> Aim of the task
Print every line of the listing exactly, please.

> Given information
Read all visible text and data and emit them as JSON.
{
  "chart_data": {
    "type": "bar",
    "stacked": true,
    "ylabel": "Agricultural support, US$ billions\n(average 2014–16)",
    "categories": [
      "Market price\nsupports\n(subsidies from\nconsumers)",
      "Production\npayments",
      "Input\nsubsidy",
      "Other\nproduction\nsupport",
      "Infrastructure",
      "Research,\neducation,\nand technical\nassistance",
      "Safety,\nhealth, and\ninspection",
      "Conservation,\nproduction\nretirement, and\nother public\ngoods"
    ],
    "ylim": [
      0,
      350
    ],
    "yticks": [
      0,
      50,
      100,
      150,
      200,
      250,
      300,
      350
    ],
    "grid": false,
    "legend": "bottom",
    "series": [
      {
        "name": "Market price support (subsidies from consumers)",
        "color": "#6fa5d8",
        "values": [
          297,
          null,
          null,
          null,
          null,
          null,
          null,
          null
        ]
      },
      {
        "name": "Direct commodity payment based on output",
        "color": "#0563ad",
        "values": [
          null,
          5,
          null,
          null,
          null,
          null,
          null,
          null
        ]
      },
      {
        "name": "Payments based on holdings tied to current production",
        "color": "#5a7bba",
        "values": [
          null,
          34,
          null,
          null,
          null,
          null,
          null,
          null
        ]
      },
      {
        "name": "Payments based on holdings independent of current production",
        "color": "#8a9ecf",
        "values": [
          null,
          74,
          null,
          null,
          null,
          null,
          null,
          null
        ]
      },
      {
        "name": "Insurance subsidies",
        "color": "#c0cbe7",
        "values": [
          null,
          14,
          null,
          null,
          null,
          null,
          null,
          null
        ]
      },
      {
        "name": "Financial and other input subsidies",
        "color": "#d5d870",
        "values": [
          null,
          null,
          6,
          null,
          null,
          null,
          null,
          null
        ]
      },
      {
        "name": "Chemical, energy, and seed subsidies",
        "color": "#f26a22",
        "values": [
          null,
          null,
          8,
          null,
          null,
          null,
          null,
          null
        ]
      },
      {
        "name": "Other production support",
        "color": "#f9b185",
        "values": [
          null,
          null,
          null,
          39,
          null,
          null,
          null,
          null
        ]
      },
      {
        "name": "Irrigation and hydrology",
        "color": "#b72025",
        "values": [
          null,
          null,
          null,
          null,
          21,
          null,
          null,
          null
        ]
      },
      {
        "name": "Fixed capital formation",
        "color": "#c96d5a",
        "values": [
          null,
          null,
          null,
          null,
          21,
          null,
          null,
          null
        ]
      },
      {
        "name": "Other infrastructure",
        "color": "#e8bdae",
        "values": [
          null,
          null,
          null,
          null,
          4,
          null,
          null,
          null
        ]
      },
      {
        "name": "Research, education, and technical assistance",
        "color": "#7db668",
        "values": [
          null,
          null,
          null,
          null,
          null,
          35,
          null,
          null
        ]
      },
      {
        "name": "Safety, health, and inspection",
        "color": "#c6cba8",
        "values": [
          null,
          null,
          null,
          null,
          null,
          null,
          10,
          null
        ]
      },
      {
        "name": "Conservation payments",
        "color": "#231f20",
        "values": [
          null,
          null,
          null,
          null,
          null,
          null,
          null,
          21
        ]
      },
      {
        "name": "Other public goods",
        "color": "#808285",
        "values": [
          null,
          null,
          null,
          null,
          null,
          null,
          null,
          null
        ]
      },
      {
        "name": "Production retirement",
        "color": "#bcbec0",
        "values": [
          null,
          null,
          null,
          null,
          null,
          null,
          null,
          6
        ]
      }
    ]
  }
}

> Response for this exercise
Read all visible text and data and emit them as JSON.
{
  "chart_data": {
    "type": "bar",
    "stacked": true,
    "ylabel": "Agricultural support, US$ billions\n(average 2014–16)",
    "categories": [
      "Market price\nsupports\n(subsidies from\nconsumers)",
      "Production\npayments",
      "Input\nsubsidy",
      "Other\nproduction\nsupport",
      "Infrastructure",
      "Research,\neducation,\nand technical\nassistance",
      "Safety,\nhealth, and\ninspection",
      "Conservation,\nproduction\nretirement, and\nother public\ngoods"
    ],
    "ylim": [
      0,
      350
    ],
    "yticks": [
      0,
      50,
      100,
      150,
      200,
      250,
      300,
      350
    ],
    "grid": false,
    "legend": "bottom",
    "series": [
      {
        "name": "Market price support (subsidies from consumers)",
        "color": "#6fa5d8",
        "values": [
          297,
          null,
          null,
          null,
          null,
          null,
          null,
          null
        ]
      },
      {
        "name": "Direct commodity payment based on output",
        "color": "#0563ad",
        "values": [
          null,
          5,
          null,
          null,
          null,
          null,
          null,
          null
        ]
      },
      {
        "name": "Payments based on holdings tied to current production",
        "color": "#5a7bba",
        "values": [
          null,
          34,
          null,
          null,
          null,
          null,
          null,
          null
        ]
      },
      {
        "name": "Payments based on holdings independent of current production",
        "color": "#8a9ecf",
        "values": [
          null,
          74,
          null,
          null,
          null,
          null,
          null,
          null
        ]
      },
      {
        "name": "Insurance subsidies",
        "color": "#c0cbe7",
        "values": [
          null,
          14,
          null,
          null,
          null,
          null,
          null,
          null
        ]
      },
      {
        "name": "Financial and other input subsidies",
        "color": "#d5d870",
        "values": [
          null,
          null,
          6,
          null,
          null,
          null,
          null,
          null
        ]
      },
      {
        "name": "Chemical, energy, and seed subsidies",
        "color": "#f26a22",
        "values": [
          null,
          null,
          8,
          null,
          null,
          null,
          null,
          null
        ]
      },
      {
        "name": "Other production support",
        "color": "#f9b185",
        "values": [
          null,
          null,
          null,
          39,
          null,
          null,
          null,
          null
        ]
      },
      {
        "name": "Irrigation and hydrology",
        "color": "#b72025",
        "values": [
          null,
          null,
          null,
          null,
          21,
          null,
          null,
          null
        ]
      },
      {
        "name": "Fixed capital formation",
        "color": "#c96d5a",
        "values": [
          null,
          null,
          null,
          null,
          21,
          null,
          null,
          null
        ]
      },
      {
        "name": "Other infrastructure",
        "color": "#e8bdae",
        "values": [
          null,
          null,
          null,
          null,
          4,
          null,
          null,
          null
        ]
      },
      {
        "name": "Research, education, and technical assistance",
        "color": "#7db668",
        "values": [
          null,
          null,
          null,
          null,
          null,
          35,
          null,
          null
        ]
      },
      {
        "name": "Safety, health, and inspection",
        "color": "#c6cba8",
        "values": [
          null,
          null,
          null,
          null,
          null,
          null,
          10,
          null
        ]
      },
      {
        "name": "Conservation payments",
        "color": "#231f20",
        "values": [
          null,
          null,
          null,
          null,
          null,
          null,
          null,
          21
        ]
      },
      {
        "name": "Other public goods",
        "color": "#808285",
        "values": [
          null,
          null,
          null,
          null,
          null,
          null,
          null,
          null
        ]
      },
      {
        "name": "Production retirement",
        "color": "#bcbec0",
        "values": [
          null,
          null,
          null,
          null,
          null,
          null,
          null,
          6
        ]
      }
    ]
  }
}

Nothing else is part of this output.